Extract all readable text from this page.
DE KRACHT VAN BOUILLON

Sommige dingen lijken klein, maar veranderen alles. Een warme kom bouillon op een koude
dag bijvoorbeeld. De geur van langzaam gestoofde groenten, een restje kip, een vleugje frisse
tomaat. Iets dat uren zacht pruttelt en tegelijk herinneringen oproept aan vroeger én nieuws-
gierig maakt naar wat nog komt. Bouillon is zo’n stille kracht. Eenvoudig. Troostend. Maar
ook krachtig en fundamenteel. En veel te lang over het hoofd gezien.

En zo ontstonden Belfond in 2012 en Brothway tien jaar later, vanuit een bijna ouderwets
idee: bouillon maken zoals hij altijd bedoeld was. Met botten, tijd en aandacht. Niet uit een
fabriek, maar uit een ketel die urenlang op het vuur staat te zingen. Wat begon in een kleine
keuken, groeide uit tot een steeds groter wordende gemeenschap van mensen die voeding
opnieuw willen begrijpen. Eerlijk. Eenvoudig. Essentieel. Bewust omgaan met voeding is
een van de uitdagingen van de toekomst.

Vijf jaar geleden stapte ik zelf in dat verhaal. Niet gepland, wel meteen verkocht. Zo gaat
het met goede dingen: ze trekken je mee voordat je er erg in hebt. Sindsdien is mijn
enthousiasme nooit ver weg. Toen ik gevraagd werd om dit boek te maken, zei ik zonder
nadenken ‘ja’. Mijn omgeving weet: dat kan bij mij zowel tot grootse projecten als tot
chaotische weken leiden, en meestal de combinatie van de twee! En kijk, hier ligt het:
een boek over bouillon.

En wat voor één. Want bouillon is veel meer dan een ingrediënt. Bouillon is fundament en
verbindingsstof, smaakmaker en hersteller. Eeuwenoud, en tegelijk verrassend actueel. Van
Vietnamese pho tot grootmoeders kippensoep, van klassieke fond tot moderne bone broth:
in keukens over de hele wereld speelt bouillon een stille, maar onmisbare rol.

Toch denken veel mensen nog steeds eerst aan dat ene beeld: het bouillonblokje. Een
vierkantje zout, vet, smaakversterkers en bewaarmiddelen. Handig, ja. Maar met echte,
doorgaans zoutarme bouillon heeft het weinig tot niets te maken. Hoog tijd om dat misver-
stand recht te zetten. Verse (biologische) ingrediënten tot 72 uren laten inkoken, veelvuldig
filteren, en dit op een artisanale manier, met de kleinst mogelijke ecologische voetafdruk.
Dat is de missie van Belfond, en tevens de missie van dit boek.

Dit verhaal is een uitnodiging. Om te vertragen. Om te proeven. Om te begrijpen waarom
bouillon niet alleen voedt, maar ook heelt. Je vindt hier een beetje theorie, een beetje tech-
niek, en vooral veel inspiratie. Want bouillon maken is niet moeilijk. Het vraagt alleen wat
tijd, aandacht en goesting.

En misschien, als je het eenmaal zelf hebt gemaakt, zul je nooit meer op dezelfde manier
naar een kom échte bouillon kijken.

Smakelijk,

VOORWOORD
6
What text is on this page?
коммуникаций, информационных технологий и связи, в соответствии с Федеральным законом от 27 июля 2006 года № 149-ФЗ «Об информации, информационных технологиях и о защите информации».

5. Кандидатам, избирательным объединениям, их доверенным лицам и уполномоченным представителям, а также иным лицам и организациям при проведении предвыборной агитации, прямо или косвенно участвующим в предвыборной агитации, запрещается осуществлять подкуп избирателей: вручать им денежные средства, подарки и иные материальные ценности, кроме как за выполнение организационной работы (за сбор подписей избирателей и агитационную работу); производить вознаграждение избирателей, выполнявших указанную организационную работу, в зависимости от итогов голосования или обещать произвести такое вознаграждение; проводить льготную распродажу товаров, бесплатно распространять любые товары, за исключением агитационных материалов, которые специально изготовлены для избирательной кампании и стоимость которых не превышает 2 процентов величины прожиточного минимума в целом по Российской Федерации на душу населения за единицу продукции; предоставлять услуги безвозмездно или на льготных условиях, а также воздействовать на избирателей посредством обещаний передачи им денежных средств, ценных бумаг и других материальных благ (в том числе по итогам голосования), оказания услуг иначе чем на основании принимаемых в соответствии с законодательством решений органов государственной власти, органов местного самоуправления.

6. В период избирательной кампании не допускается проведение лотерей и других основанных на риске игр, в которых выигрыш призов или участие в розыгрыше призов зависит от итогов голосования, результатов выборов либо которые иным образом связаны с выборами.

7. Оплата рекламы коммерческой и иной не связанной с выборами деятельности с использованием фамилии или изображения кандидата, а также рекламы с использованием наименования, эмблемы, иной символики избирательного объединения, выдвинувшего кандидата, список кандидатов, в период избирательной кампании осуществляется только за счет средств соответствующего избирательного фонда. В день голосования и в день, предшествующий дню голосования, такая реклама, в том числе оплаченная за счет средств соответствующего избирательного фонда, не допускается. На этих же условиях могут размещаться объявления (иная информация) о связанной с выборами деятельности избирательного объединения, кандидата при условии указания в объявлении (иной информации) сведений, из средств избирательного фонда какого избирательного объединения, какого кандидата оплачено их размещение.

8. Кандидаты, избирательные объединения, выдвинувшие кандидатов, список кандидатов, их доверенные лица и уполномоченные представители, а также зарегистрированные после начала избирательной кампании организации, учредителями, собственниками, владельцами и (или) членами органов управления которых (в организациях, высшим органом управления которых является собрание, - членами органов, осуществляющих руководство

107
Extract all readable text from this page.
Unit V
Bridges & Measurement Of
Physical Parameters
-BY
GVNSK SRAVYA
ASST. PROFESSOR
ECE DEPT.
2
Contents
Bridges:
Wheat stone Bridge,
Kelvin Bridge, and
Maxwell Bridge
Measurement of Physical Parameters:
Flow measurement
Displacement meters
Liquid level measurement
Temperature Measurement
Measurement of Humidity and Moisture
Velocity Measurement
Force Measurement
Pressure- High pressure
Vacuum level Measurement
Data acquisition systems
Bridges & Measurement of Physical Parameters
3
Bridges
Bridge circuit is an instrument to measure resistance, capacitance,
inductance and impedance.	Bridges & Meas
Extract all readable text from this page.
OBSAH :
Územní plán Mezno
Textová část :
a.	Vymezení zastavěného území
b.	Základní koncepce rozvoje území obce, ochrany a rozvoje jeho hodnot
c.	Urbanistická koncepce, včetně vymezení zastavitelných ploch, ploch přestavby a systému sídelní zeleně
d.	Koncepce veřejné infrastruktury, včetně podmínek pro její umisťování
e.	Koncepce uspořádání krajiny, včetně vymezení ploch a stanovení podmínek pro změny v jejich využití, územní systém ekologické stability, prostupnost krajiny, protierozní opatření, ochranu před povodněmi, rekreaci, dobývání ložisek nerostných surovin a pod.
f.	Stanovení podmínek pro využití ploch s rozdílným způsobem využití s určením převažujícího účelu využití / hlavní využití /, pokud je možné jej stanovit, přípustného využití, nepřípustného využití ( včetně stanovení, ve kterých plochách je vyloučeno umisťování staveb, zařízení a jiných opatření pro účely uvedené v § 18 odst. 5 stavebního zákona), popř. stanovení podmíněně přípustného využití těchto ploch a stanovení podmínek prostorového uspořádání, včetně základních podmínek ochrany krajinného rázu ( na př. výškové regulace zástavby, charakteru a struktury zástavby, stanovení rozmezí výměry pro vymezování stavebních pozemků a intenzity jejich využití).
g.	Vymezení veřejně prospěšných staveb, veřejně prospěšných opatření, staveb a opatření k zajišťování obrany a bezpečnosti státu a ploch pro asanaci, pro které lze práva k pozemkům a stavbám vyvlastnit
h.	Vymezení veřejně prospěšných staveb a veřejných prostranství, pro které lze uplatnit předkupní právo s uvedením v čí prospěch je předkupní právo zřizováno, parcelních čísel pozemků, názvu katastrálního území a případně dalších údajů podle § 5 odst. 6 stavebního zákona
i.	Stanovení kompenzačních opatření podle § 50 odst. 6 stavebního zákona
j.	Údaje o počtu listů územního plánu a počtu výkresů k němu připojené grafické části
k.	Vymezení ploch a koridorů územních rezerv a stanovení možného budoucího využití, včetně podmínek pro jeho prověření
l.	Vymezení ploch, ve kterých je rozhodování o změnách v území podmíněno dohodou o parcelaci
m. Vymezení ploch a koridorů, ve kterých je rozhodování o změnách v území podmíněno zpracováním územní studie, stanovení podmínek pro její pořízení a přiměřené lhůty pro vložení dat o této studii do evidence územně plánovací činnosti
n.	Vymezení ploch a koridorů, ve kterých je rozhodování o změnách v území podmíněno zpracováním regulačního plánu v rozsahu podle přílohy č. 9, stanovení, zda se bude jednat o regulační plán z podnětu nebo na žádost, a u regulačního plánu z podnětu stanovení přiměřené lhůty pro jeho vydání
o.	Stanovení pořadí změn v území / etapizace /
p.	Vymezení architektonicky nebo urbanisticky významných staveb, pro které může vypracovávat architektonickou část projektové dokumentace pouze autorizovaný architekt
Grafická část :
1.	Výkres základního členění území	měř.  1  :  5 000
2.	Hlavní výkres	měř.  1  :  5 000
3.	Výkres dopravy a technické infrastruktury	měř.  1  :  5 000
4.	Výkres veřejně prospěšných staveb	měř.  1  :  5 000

────────────────────────────────────────

**Set exercise**
From the listing above, copy every line that holds the string "hier".

**Worked answer**
chaotische weken leiden, en meestal de combinatie van de twee! En kijk, hier ligt het:
bouillon niet alleen voedt, maar ook heelt. Je vindt hier een beetje theorie, een beetje tech-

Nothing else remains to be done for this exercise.